Information provided ->
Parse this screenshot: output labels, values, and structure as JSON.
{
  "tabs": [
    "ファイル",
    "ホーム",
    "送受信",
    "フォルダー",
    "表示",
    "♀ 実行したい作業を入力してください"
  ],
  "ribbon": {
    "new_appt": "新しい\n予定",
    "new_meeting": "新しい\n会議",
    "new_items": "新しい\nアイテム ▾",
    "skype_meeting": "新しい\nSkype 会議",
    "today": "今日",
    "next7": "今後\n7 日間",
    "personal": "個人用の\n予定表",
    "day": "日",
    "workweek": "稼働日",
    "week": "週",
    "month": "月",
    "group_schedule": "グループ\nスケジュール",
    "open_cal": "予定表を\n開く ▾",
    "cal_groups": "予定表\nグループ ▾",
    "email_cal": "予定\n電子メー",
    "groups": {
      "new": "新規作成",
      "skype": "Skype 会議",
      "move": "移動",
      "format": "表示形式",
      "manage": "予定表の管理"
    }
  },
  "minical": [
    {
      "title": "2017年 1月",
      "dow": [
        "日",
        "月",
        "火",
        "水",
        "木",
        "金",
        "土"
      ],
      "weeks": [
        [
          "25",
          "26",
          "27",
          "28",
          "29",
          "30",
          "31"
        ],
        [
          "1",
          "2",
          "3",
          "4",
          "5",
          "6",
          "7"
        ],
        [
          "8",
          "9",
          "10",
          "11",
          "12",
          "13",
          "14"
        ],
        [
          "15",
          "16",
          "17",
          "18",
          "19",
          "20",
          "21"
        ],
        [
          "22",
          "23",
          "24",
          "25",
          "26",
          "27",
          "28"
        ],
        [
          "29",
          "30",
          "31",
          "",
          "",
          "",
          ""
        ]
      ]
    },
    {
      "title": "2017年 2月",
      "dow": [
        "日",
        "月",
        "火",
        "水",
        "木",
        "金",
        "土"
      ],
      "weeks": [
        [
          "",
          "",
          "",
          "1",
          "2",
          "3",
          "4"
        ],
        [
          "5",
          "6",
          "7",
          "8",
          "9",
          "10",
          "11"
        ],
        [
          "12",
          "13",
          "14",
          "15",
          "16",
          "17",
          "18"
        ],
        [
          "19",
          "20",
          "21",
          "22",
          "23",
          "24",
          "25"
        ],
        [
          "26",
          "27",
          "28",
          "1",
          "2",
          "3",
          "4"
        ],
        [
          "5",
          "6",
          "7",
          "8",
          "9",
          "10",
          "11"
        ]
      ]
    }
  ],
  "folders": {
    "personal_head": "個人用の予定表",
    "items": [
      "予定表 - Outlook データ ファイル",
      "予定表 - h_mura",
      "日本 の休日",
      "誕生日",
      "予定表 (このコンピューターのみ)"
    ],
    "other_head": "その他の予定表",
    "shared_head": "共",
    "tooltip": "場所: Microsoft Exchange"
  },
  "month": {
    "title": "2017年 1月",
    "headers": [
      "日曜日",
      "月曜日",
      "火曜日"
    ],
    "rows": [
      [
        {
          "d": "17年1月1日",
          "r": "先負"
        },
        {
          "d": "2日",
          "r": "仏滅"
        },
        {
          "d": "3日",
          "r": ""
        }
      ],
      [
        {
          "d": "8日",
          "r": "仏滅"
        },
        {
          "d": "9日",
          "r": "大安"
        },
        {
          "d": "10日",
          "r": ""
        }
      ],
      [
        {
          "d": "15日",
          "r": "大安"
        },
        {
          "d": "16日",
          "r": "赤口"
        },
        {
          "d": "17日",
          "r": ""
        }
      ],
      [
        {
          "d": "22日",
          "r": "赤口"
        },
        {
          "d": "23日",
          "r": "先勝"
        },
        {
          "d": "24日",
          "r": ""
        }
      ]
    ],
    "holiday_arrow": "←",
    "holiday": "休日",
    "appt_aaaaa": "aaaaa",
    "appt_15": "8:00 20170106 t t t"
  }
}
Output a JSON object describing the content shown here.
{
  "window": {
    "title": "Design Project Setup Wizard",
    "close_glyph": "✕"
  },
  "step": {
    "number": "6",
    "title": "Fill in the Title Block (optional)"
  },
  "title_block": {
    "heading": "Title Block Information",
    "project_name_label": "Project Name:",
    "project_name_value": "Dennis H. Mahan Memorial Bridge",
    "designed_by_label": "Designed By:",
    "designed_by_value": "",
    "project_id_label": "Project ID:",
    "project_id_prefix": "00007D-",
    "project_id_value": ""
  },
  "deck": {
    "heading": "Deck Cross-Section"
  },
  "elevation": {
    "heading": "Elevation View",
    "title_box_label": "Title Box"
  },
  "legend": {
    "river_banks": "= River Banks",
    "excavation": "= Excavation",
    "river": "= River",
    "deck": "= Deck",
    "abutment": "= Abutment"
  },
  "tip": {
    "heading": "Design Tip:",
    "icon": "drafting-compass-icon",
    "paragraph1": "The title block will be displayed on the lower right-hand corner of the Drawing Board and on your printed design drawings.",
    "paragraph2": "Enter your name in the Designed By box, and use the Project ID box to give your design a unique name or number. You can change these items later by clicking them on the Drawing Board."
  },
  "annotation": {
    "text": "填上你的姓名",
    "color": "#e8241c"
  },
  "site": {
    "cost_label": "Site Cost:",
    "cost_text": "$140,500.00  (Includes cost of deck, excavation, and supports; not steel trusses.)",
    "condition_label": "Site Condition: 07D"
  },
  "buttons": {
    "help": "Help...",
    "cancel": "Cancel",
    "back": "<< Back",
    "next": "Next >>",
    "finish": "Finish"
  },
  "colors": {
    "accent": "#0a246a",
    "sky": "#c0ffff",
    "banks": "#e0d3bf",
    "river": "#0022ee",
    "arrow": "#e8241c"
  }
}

Exercise instructions ->
Locate the word "your" in the data above. Copy every line carrying it.

Exercise answer ->
    "paragraph1": "The title block will be displayed on the lower right-hand corner of the Drawing Board and on your printed design drawings.",
    "paragraph2": "Enter your name in the Designed By box, and use the Project ID box to give your design a unique name or number. You can change these items later by clicking them on the Drawing Board."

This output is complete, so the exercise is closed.